### PROBLEM DETAILS
All of the data is to be written out again exactly, without the pictures.

DATA section start

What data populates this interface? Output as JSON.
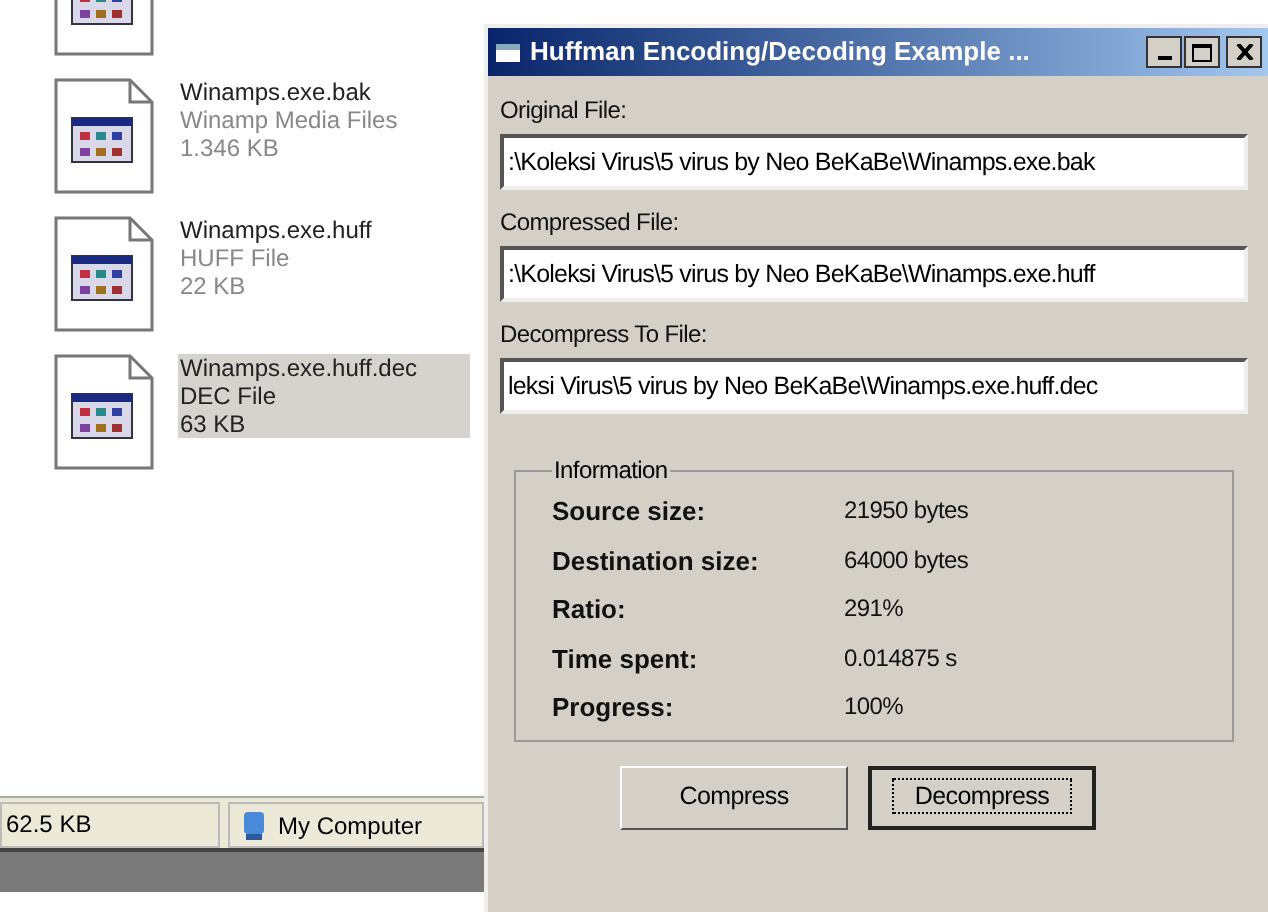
{
  "files": [
    {
      "name": "Winamps.exe.bak",
      "type": "Winamp Media Files",
      "size": "1.346 KB",
      "selected": false
    },
    {
      "name": "Winamps.exe.huff",
      "type": "HUFF File",
      "size": "22 KB",
      "selected": false
    },
    {
      "name": "Winamps.exe.huff.dec",
      "type": "DEC File",
      "size": "63 KB",
      "selected": true
    }
  ],
  "status_bar": {
    "size": "62.5 KB",
    "location": "My Computer"
  },
  "window": {
    "title": "Huffman Encoding/Decoding Example ..."
  },
  "fields": [
    {
      "label": "Original File:",
      "value": ":\\Koleksi Virus\\5 virus by Neo BeKaBe\\Winamps.exe.bak"
    },
    {
      "label": "Compressed File:",
      "value": ":\\Koleksi Virus\\5 virus by Neo BeKaBe\\Winamps.exe.huff"
    },
    {
      "label": "Decompress To File:",
      "value": "leksi Virus\\5 virus by Neo BeKaBe\\Winamps.exe.huff.dec"
    }
  ],
  "information": {
    "title": "Information",
    "rows": [
      {
        "label": "Source size:",
        "value": "21950 bytes"
      },
      {
        "label": "Destination size:",
        "value": "64000 bytes"
      },
      {
        "label": "Ratio:",
        "value": "291%"
      },
      {
        "label": "Time spent:",
        "value": "0.014875 s"
      },
      {
        "label": "Progress:",
        "value": "100%"
      }
    ]
  },
  "buttons": [
    {
      "label": "Compress",
      "focused": false
    },
    {
      "label": "Decompress",
      "focused": true
    }
  ]
}
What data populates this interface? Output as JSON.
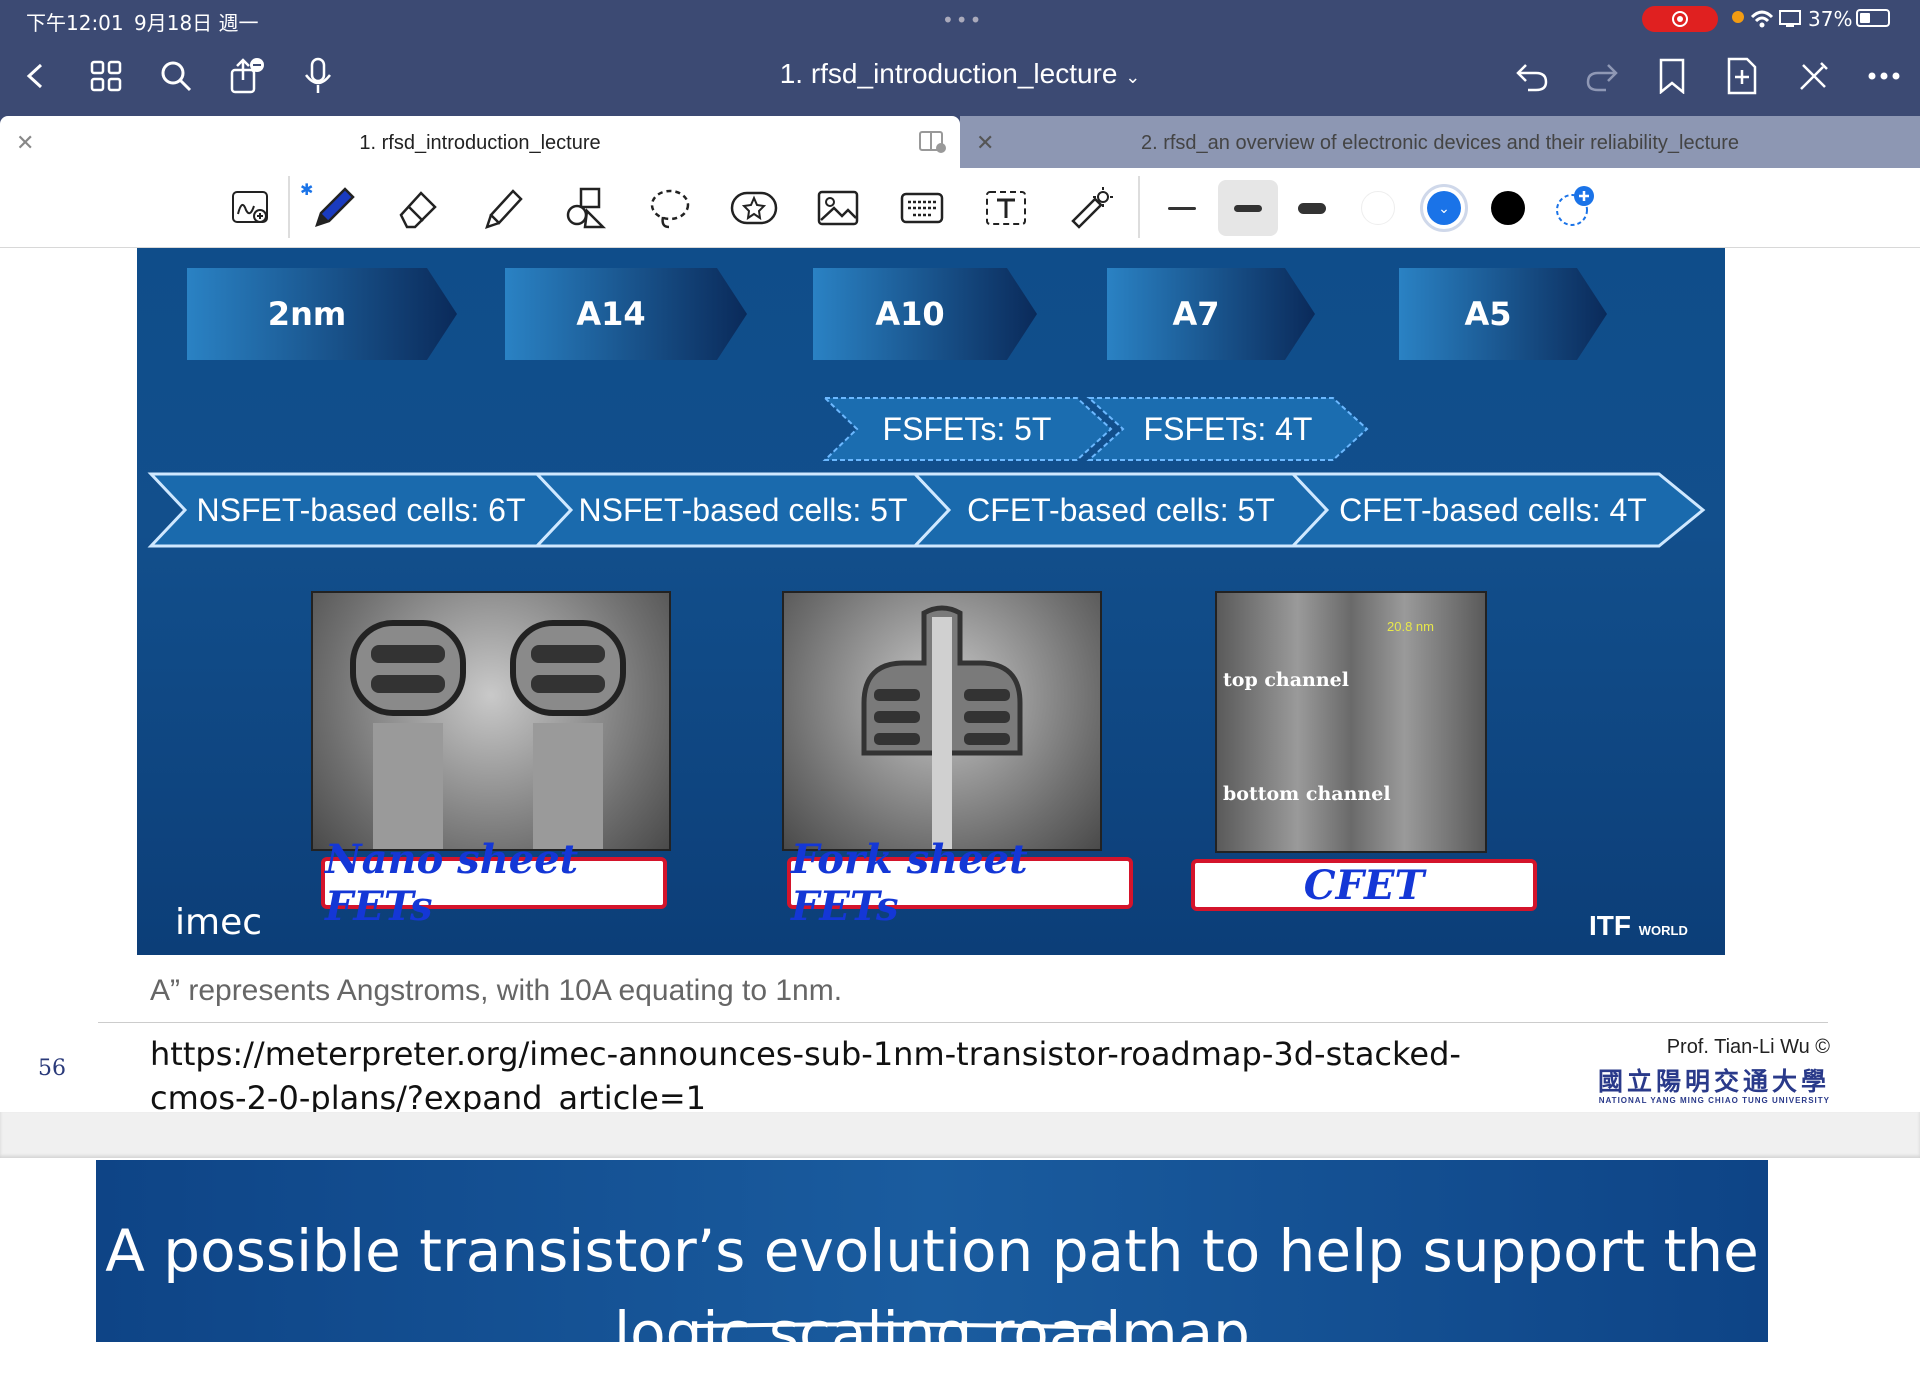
{
  "status_bar": {
    "time": "下午12:01",
    "date": "9月18日 週一",
    "battery": "37%"
  },
  "nav": {
    "doc_title": "1. rfsd_introduction_lecture"
  },
  "tabs": [
    {
      "label": "1. rfsd_introduction_lecture",
      "active": true
    },
    {
      "label": "2. rfsd_an overview of electronic devices and their reliability_lecture",
      "active": false
    }
  ],
  "toolbar": {
    "tools": [
      "lasso-handwriting-icon",
      "pen-icon",
      "eraser-icon",
      "highlighter-icon",
      "shapes-icon",
      "lasso-icon",
      "sticker-icon",
      "image-icon",
      "keyboard-icon",
      "text-icon",
      "laser-pointer-icon"
    ],
    "stroke_widths": [
      "thin",
      "medium",
      "thick"
    ],
    "colors": [
      "#ffffff",
      "#1a73e8",
      "#000000"
    ],
    "selected_color": "#1a73e8"
  },
  "slide": {
    "generations": [
      "2nm",
      "A14",
      "A10",
      "A7",
      "A5"
    ],
    "fsfets": [
      "FSFETs: 5T",
      "FSFETs: 4T"
    ],
    "cells": [
      "NSFET-based cells: 6T",
      "NSFET-based cells: 5T",
      "CFET-based cells: 5T",
      "CFET-based cells: 4T"
    ],
    "tem_labels": {
      "top": "top channel",
      "bottom": "bottom channel",
      "scale": "20.8 nm"
    },
    "handwritten_captions": [
      "Nano sheet FETs",
      "Fork sheet FETs",
      "CFET"
    ],
    "logo_left": "imec",
    "logo_right": "ITF",
    "logo_right_sub": "WORLD"
  },
  "note": "A” represents Angstroms, with 10A equating to 1nm.",
  "page_number": "56",
  "url": "https://meterpreter.org/imec-announces-sub-1nm-transistor-roadmap-3d-stacked-cmos-2-0-plans/?expand_article=1",
  "credit": "Prof. Tian-Li Wu ©",
  "university_cn": "國立陽明交通大學",
  "university_en": "NATIONAL YANG MING CHIAO TUNG UNIVERSITY",
  "next_slide": {
    "title": "A possible transistor’s evolution path to help support the logic scaling roadmap"
  }
}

DATA section end

### WRITTEN ANSWER
What data populates this interface? Output as JSON.
{
  "files": [
    {
      "name": "Winamps.exe.bak",
      "type": "Winamp Media Files",
      "size": "1.346 KB",
      "selected": false
    },
    {
      "name": "Winamps.exe.huff",
      "type": "HUFF File",
      "size": "22 KB",
      "selected": false
    },
    {
      "name": "Winamps.exe.huff.dec",
      "type": "DEC File",
      "size": "63 KB",
      "selected": true
    }
  ],
  "status_bar": {
    "size": "62.5 KB",
    "location": "My Computer"
  },
  "window": {
    "title": "Huffman Encoding/Decoding Example ..."
  },
  "fields": [
    {
      "label": "Original File:",
      "value": ":\\Koleksi Virus\\5 virus by Neo BeKaBe\\Winamps.exe.bak"
    },
    {
      "label": "Compressed File:",
      "value": ":\\Koleksi Virus\\5 virus by Neo BeKaBe\\Winamps.exe.huff"
    },
    {
      "label": "Decompress To File:",
      "value": "leksi Virus\\5 virus by Neo BeKaBe\\Winamps.exe.huff.dec"
    }
  ],
  "information": {
    "title": "Information",
    "rows": [
      {
        "label": "Source size:",
        "value": "21950 bytes"
      },
      {
        "label": "Destination size:",
        "value": "64000 bytes"
      },
      {
        "label": "Ratio:",
        "value": "291%"
      },
      {
        "label": "Time spent:",
        "value": "0.014875 s"
      },
      {
        "label": "Progress:",
        "value": "100%"
      }
    ]
  },
  "buttons": [
    {
      "label": "Compress",
      "focused": false
    },
    {
      "label": "Decompress",
      "focused": true
    }
  ]
}
What data populates this interface? Output as JSON.
{
  "status_bar": {
    "time": "下午12:01",
    "date": "9月18日 週一",
    "battery": "37%"
  },
  "nav": {
    "doc_title": "1. rfsd_introduction_lecture"
  },
  "tabs": [
    {
      "label": "1. rfsd_introduction_lecture",
      "active": true
    },
    {
      "label": "2. rfsd_an overview of electronic devices and their reliability_lecture",
      "active": false
    }
  ],
  "toolbar": {
    "tools": [
      "lasso-handwriting-icon",
      "pen-icon",
      "eraser-icon",
      "highlighter-icon",
      "shapes-icon",
      "lasso-icon",
      "sticker-icon",
      "image-icon",
      "keyboard-icon",
      "text-icon",
      "laser-pointer-icon"
    ],
    "stroke_widths": [
      "thin",
      "medium",
      "thick"
    ],
    "colors": [
      "#ffffff",
      "#1a73e8",
      "#000000"
    ],
    "selected_color": "#1a73e8"
  },
  "slide": {
    "generations": [
      "2nm",
      "A14",
      "A10",
      "A7",
      "A5"
    ],
    "fsfets": [
      "FSFETs: 5T",
      "FSFETs: 4T"
    ],
    "cells": [
      "NSFET-based cells: 6T",
      "NSFET-based cells: 5T",
      "CFET-based cells: 5T",
      "CFET-based cells: 4T"
    ],
    "tem_labels": {
      "top": "top channel",
      "bottom": "bottom channel",
      "scale": "20.8 nm"
    },
    "handwritten_captions": [
      "Nano sheet FETs",
      "Fork sheet FETs",
      "CFET"
    ],
    "logo_left": "imec",
    "logo_right": "ITF",
    "logo_right_sub": "WORLD"
  },
  "note": "A” represents Angstroms, with 10A equating to 1nm.",
  "page_number": "56",
  "url": "https://meterpreter.org/imec-announces-sub-1nm-transistor-roadmap-3d-stacked-cmos-2-0-plans/?expand_article=1",
  "credit": "Prof. Tian-Li Wu ©",
  "university_cn": "國立陽明交通大學",
  "university_en": "NATIONAL YANG MING CHIAO TUNG UNIVERSITY",
  "next_slide": {
    "title": "A possible transistor’s evolution path to help support the logic scaling roadmap"
  }
}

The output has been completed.